[Saved entries]

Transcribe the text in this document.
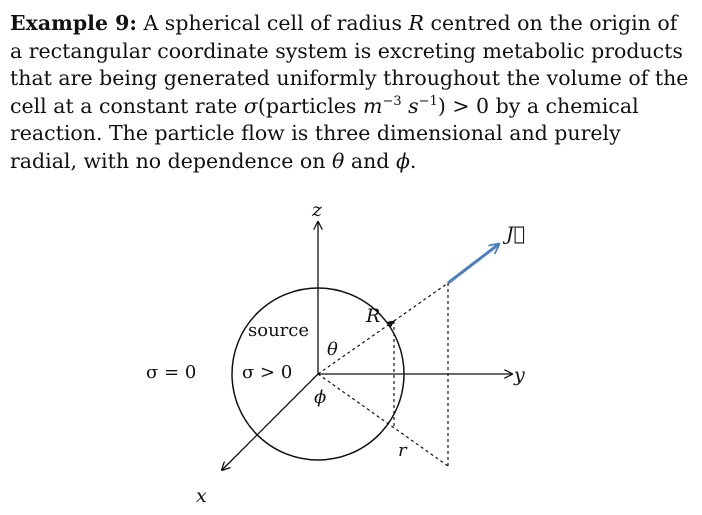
Example 9: A spherical cell of radius R centred on the origin of a rectangular coordinate system is excreting metabolic products that are being generated uniformly throughout the volume of the cell at a constant rate σ(particles $m^{-3}$ $s^{-1}) > 0$ by a chemical reaction. The particle flow is three dimensional and purely radial, with no dependence on θ and ϕ.
z
y
x
source
σ > 0
σ = 0
R
θ
ϕ
r
J⃗
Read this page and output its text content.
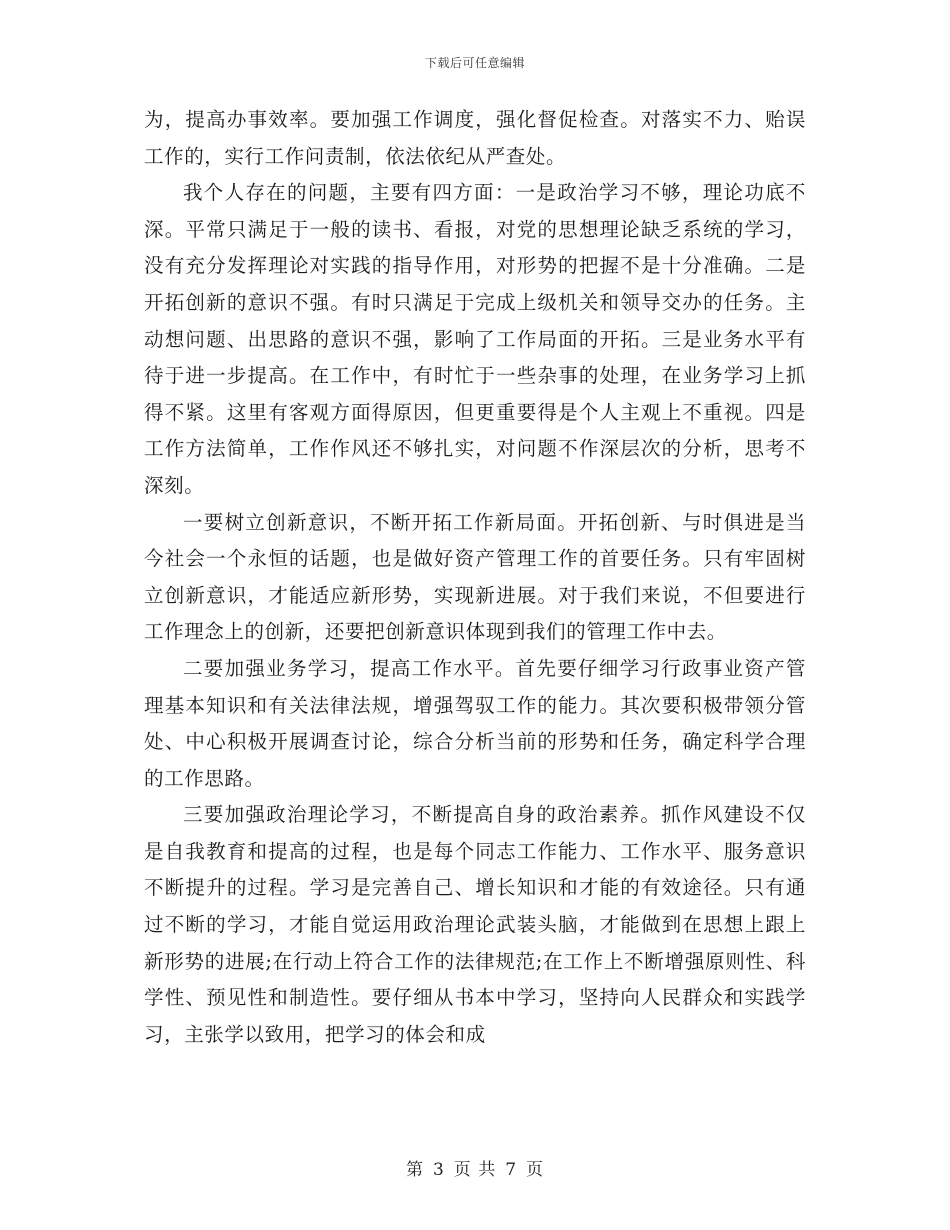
下载后可任意编辑

为，提高办事效率。要加强工作调度，强化督促检查。对落实不力、贻误工作的，实行工作问责制，依法依纪从严查处。

我个人存在的问题，主要有四方面：一是政治学习不够，理论功底不深。平常只满足于一般的读书、看报，对党的思想理论缺乏系统的学习，没有充分发挥理论对实践的指导作用，对形势的把握不是十分准确。二是开拓创新的意识不强。有时只满足于完成上级机关和领导交办的任务。主动想问题、出思路的意识不强，影响了工作局面的开拓。三是业务水平有待于进一步提高。在工作中，有时忙于一些杂事的处理，在业务学习上抓得不紧。这里有客观方面得原因，但更重要得是个人主观上不重视。四是工作方法简单，工作作风还不够扎实，对问题不作深层次的分析，思考不深刻。

一要树立创新意识，不断开拓工作新局面。开拓创新、与时俱进是当今社会一个永恒的话题，也是做好资产管理工作的首要任务。只有牢固树立创新意识，才能适应新形势，实现新进展。对于我们来说，不但要进行工作理念上的创新，还要把创新意识体现到我们的管理工作中去。

二要加强业务学习，提高工作水平。首先要仔细学习行政事业资产管理基本知识和有关法律法规，增强驾驭工作的能力。其次要积极带领分管处、中心积极开展调查讨论，综合分析当前的形势和任务，确定科学合理的工作思路。

三要加强政治理论学习，不断提高自身的政治素养。抓作风建设不仅是自我教育和提高的过程，也是每个同志工作能力、工作水平、服务意识不断提升的过程。学习是完善自己、增长知识和才能的有效途径。只有通过不断的学习，才能自觉运用政治理论武装头脑，才能做到在思想上跟上新形势的进展;在行动上符合工作的法律规范;在工作上不断增强原则性、科学性、预见性和制造性。要仔细从书本中学习，坚持向人民群众和实践学习，主张学以致用，把学习的体会和成

第 3 页 共 7 页
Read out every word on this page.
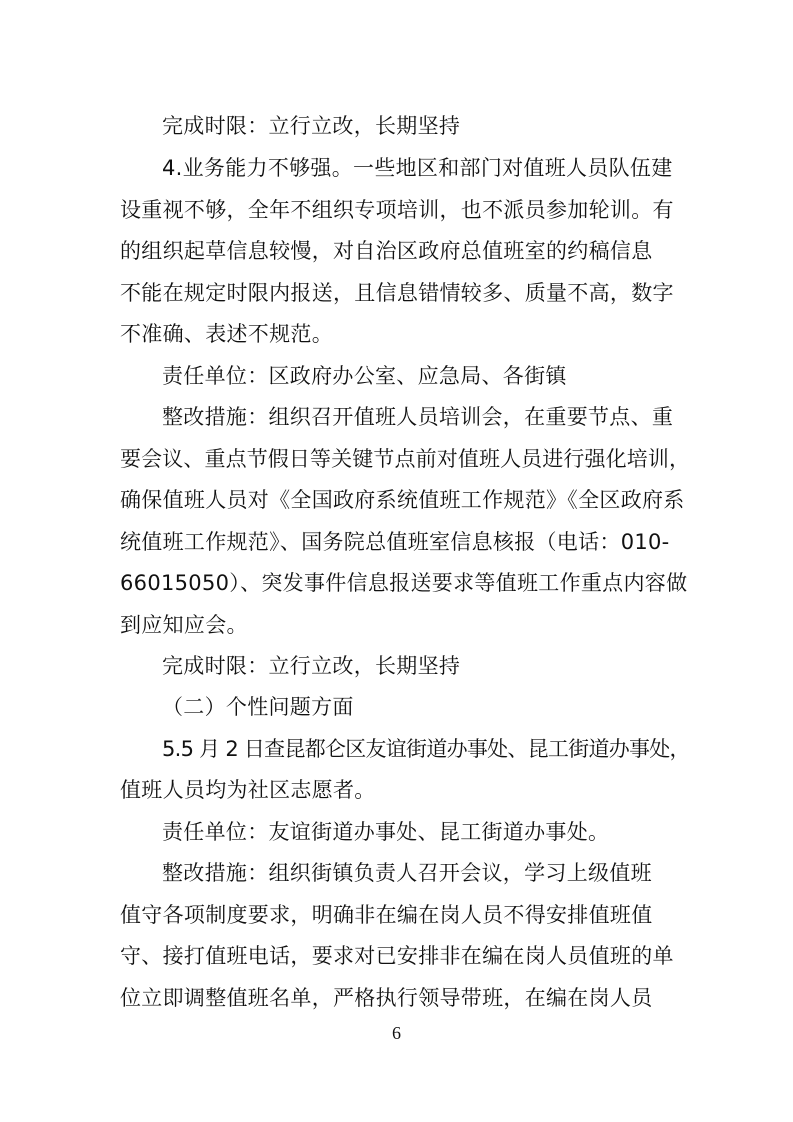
完成时限：立行立改，长期坚持
4.业务能力不够强。一些地区和部门对值班人员队伍建
设重视不够，全年不组织专项培训，也不派员参加轮训。有
的组织起草信息较慢，对自治区政府总值班室的约稿信息
不能在规定时限内报送，且信息错情较多、质量不高，数字
不准确、表述不规范。
责任单位：区政府办公室、应急局、各街镇
整改措施：组织召开值班人员培训会，在重要节点、重
要会议、重点节假日等关键节点前对值班人员进行强化培训，
确保值班人员对《全国政府系统值班工作规范》《全区政府系
统值班工作规范》、国务院总值班室信息核报（电话：010-
66015050）、突发事件信息报送要求等值班工作重点内容做
到应知应会。
完成时限：立行立改，长期坚持
（二）个性问题方面
5.5 月 2 日查昆都仑区友谊街道办事处、昆工街道办事处，
值班人员均为社区志愿者。
责任单位：友谊街道办事处、昆工街道办事处。
整改措施：组织街镇负责人召开会议，学习上级值班
值守各项制度要求，明确非在编在岗人员不得安排值班值
守、接打值班电话，要求对已安排非在编在岗人员值班的单
位立即调整值班名单，严格执行领导带班，在编在岗人员
6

*Instruction*
Go over the data above and copy every line that has the word "责任单位" in it.

*Output of the task*
责任单位：区政府办公室、应急局、各街镇
责任单位：友谊街道办事处、昆工街道办事处。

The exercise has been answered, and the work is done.